Set down all of the data exactly as it appears.

------ STORED ROWS ------

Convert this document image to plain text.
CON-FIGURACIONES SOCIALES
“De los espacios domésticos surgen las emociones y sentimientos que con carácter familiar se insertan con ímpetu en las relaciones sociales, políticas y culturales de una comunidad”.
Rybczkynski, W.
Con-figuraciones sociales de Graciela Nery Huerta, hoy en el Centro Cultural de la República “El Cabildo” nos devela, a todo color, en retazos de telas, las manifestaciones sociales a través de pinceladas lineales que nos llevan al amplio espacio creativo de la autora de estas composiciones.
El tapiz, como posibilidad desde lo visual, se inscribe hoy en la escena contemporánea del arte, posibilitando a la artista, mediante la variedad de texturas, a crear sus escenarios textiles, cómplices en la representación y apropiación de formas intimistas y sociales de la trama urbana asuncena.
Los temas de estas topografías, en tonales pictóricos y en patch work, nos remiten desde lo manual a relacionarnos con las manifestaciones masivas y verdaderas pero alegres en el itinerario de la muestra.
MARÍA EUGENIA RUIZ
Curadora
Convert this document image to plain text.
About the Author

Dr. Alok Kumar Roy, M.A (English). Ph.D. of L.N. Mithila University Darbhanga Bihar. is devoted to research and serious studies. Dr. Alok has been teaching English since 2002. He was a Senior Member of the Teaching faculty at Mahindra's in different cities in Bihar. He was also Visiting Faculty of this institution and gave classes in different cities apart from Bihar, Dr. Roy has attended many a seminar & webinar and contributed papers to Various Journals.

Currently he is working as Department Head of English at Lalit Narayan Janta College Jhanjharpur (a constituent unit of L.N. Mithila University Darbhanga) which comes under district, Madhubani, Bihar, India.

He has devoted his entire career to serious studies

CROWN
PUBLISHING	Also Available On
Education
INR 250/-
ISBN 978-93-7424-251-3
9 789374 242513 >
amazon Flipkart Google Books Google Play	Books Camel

------

RESULT OF THIS EXERCISE:
Convert this document image to plain text.
CON-FIGURACIONES SOCIALES
“De los espacios domésticos surgen las emociones y sentimientos que con carácter familiar se insertan con ímpetu en las relaciones sociales, políticas y culturales de una comunidad”.
Rybczkynski, W.
Con-figuraciones sociales de Graciela Nery Huerta, hoy en el Centro Cultural de la República “El Cabildo” nos devela, a todo color, en retazos de telas, las manifestaciones sociales a través de pinceladas lineales que nos llevan al amplio espacio creativo de la autora de estas composiciones.
El tapiz, como posibilidad desde lo visual, se inscribe hoy en la escena contemporánea del arte, posibilitando a la artista, mediante la variedad de texturas, a crear sus escenarios textiles, cómplices en la representación y apropiación de formas intimistas y sociales de la trama urbana asuncena.
Los temas de estas topografías, en tonales pictóricos y en patch work, nos remiten desde lo manual a relacionarnos con las manifestaciones masivas y verdaderas pero alegres en el itinerario de la muestra.
MARÍA EUGENIA RUIZ
Curadora
Convert this document image to plain text.
About the Author

Dr. Alok Kumar Roy, M.A (English). Ph.D. of L.N. Mithila University Darbhanga Bihar. is devoted to research and serious studies. Dr. Alok has been teaching English since 2002. He was a Senior Member of the Teaching faculty at Mahindra's in different cities in Bihar. He was also Visiting Faculty of this institution and gave classes in different cities apart from Bihar, Dr. Roy has attended many a seminar & webinar and contributed papers to Various Journals.

Currently he is working as Department Head of English at Lalit Narayan Janta College Jhanjharpur (a constituent unit of L.N. Mithila University Darbhanga) which comes under district, Madhubani, Bihar, India.

He has devoted his entire career to serious studies

CROWN
PUBLISHING	Also Available On
Education
INR 250/-
ISBN 978-93-7424-251-3
9 789374 242513 >
amazon Flipkart Google Books Google Play	Books Camel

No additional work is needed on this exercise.